(Beginning of Input)

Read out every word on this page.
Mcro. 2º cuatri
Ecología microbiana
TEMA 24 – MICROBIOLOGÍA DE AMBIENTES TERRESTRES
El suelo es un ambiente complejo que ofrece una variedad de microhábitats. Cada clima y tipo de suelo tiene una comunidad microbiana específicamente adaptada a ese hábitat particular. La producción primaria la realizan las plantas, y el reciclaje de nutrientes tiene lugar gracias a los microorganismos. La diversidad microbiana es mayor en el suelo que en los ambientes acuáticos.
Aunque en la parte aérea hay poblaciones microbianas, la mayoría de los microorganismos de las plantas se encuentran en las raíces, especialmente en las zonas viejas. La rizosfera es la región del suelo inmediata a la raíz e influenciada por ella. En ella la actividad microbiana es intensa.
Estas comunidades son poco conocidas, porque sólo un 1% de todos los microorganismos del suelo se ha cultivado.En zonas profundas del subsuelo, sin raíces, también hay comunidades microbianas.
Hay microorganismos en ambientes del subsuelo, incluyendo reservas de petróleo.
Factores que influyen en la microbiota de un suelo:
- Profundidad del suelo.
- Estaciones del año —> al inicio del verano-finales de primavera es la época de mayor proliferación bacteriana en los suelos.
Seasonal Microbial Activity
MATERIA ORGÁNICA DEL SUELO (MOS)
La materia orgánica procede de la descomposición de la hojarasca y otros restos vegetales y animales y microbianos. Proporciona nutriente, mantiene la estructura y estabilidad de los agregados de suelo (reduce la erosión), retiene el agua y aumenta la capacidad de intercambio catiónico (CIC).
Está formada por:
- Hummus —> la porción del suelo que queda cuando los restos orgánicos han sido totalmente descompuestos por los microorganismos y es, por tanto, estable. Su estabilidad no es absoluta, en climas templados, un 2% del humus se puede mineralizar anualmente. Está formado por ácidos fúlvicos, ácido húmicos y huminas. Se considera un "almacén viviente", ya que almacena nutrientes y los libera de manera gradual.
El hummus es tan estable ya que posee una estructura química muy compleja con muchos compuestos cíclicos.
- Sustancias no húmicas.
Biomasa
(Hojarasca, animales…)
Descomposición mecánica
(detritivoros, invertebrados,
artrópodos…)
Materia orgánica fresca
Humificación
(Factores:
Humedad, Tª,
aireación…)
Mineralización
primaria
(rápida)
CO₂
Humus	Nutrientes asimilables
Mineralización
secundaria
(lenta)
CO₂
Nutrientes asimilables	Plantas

(End of Input)

§ Problem requirements:
Print every record exactly, so that each word matches what is written above.

§ Task output:
Read out every word on this page.
Mcro. 2º cuatri
Ecología microbiana
TEMA 24 – MICROBIOLOGÍA DE AMBIENTES TERRESTRES
El suelo es un ambiente complejo que ofrece una variedad de microhábitats. Cada clima y tipo de suelo tiene una comunidad microbiana específicamente adaptada a ese hábitat particular. La producción primaria la realizan las plantas, y el reciclaje de nutrientes tiene lugar gracias a los microorganismos. La diversidad microbiana es mayor en el suelo que en los ambientes acuáticos.
Aunque en la parte aérea hay poblaciones microbianas, la mayoría de los microorganismos de las plantas se encuentran en las raíces, especialmente en las zonas viejas. La rizosfera es la región del suelo inmediata a la raíz e influenciada por ella. En ella la actividad microbiana es intensa.
Estas comunidades son poco conocidas, porque sólo un 1% de todos los microorganismos del suelo se ha cultivado.En zonas profundas del subsuelo, sin raíces, también hay comunidades microbianas.
Hay microorganismos en ambientes del subsuelo, incluyendo reservas de petróleo.
Factores que influyen en la microbiota de un suelo:
- Profundidad del suelo.
- Estaciones del año —> al inicio del verano-finales de primavera es la época de mayor proliferación bacteriana en los suelos.
Seasonal Microbial Activity
MATERIA ORGÁNICA DEL SUELO (MOS)
La materia orgánica procede de la descomposición de la hojarasca y otros restos vegetales y animales y microbianos. Proporciona nutriente, mantiene la estructura y estabilidad de los agregados de suelo (reduce la erosión), retiene el agua y aumenta la capacidad de intercambio catiónico (CIC).
Está formada por:
- Hummus —> la porción del suelo que queda cuando los restos orgánicos han sido totalmente descompuestos por los microorganismos y es, por tanto, estable. Su estabilidad no es absoluta, en climas templados, un 2% del humus se puede mineralizar anualmente. Está formado por ácidos fúlvicos, ácido húmicos y huminas. Se considera un "almacén viviente", ya que almacena nutrientes y los libera de manera gradual.
El hummus es tan estable ya que posee una estructura química muy compleja con muchos compuestos cíclicos.
- Sustancias no húmicas.
Biomasa
(Hojarasca, animales…)
Descomposición mecánica
(detritivoros, invertebrados,
artrópodos…)
Materia orgánica fresca
Humificación
(Factores:
Humedad, Tª,
aireación…)
Mineralización
primaria
(rápida)
CO₂
Humus	Nutrientes asimilables
Mineralización
secundaria
(lenta)
CO₂
Nutrientes asimilables	Plantas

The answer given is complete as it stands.